**SHORT EXERCISE:** Reproduce all of the material below line for line, with no changes, and leave out the pictures.

**PROVIDED INFORMATION:**
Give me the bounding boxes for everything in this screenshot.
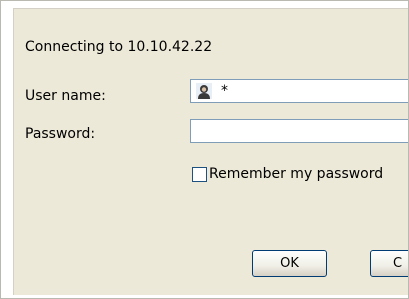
password-input[interactable] (190, 119, 408, 143)
user-name-combobox[interactable]: * (190, 79, 408, 103)
password-label: Password: (25, 126, 96, 142)
cancel-button[interactable]: C (370, 250, 408, 277)
user-name-value: * (221, 83, 228, 99)
screenshot-frame: Connecting to 10.10.42.22 User name: * P… (0, 0, 409, 299)
ok-button[interactable]: OK (252, 250, 327, 277)
login-dialog: Connecting to 10.10.42.22 User name: * P… (13, 8, 408, 295)
dialog-title: Connecting to 10.10.42.22 (25, 39, 213, 55)
user-name-label: User name: (25, 88, 106, 104)
remember-password-checkbox[interactable] (192, 167, 207, 182)
user-account-icon (196, 83, 212, 99)
remember-password-label[interactable]: Remember my password (209, 166, 383, 182)
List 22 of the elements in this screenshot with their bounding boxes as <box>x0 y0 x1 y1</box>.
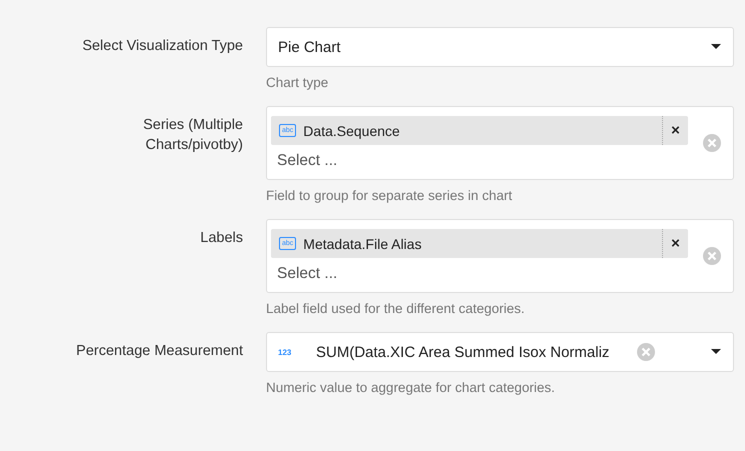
tag-label: Data.Sequence <box>303 122 401 138</box>
caret-icon <box>710 349 721 355</box>
clear-icon[interactable] <box>703 134 721 152</box>
caret-icon <box>711 44 721 50</box>
clear-icon[interactable] <box>637 343 656 361</box>
input-field[interactable]: Select ... <box>271 152 477 170</box>
remove-button[interactable]: × <box>662 116 688 145</box>
dropdown[interactable]: Pie Chart <box>266 27 734 67</box>
field-label: Series (Multiple Charts/pivotby) <box>142 116 243 155</box>
field-label: Labels <box>199 229 243 248</box>
help-text: Numeric value to aggregate for chart categories. <box>266 380 556 395</box>
field-label: Select Visualization Type <box>81 37 243 56</box>
tag-label: Metadata.File Alias <box>303 236 423 252</box>
number-type-icon: 123 <box>278 348 300 356</box>
remove-button[interactable]: × <box>662 229 688 258</box>
clear-icon[interactable] <box>703 247 721 265</box>
help-text: Chart type <box>266 75 330 90</box>
help-text: Field to group for separate series in chart <box>266 188 514 203</box>
input-field[interactable]: Select ... <box>271 265 477 283</box>
help-text: Label field used for the different categories. <box>266 301 526 316</box>
field-label: Percentage Measurement <box>75 342 243 361</box>
dropdown[interactable]: 123 SUM(Data.XIC Area Summed Isox Normaliz <box>266 332 734 372</box>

**FULL SOLUTION:**
Give me the bounding boxes for everything in this screenshot.
password-input[interactable] (190, 119, 408, 143)
user-name-combobox[interactable]: * (190, 79, 408, 103)
password-label: Password: (25, 126, 96, 142)
cancel-button[interactable]: C (370, 250, 408, 277)
user-name-value: * (221, 83, 228, 99)
screenshot-frame: Connecting to 10.10.42.22 User name: * P… (0, 0, 409, 299)
ok-button[interactable]: OK (252, 250, 327, 277)
login-dialog: Connecting to 10.10.42.22 User name: * P… (13, 8, 408, 295)
dialog-title: Connecting to 10.10.42.22 (25, 39, 213, 55)
user-name-label: User name: (25, 88, 106, 104)
remember-password-checkbox[interactable] (192, 167, 207, 182)
user-account-icon (196, 83, 212, 99)
remember-password-label[interactable]: Remember my password (209, 166, 383, 182)
List 22 of the elements in this screenshot with their bounding boxes as <box>x0 y0 x1 y1</box>.
tag-label: Data.Sequence <box>303 122 401 138</box>
caret-icon <box>710 349 721 355</box>
clear-icon[interactable] <box>703 134 721 152</box>
caret-icon <box>711 44 721 50</box>
clear-icon[interactable] <box>637 343 656 361</box>
input-field[interactable]: Select ... <box>271 152 477 170</box>
remove-button[interactable]: × <box>662 116 688 145</box>
dropdown[interactable]: Pie Chart <box>266 27 734 67</box>
field-label: Series (Multiple Charts/pivotby) <box>142 116 243 155</box>
field-label: Labels <box>199 229 243 248</box>
help-text: Numeric value to aggregate for chart categories. <box>266 380 556 395</box>
field-label: Select Visualization Type <box>81 37 243 56</box>
tag-label: Metadata.File Alias <box>303 236 423 252</box>
number-type-icon: 123 <box>278 348 300 356</box>
remove-button[interactable]: × <box>662 229 688 258</box>
clear-icon[interactable] <box>703 247 721 265</box>
help-text: Chart type <box>266 75 330 90</box>
help-text: Field to group for separate series in chart <box>266 188 514 203</box>
input-field[interactable]: Select ... <box>271 265 477 283</box>
help-text: Label field used for the different categories. <box>266 301 526 316</box>
field-label: Percentage Measurement <box>75 342 243 361</box>
dropdown[interactable]: 123 SUM(Data.XIC Area Summed Isox Normaliz <box>266 332 734 372</box>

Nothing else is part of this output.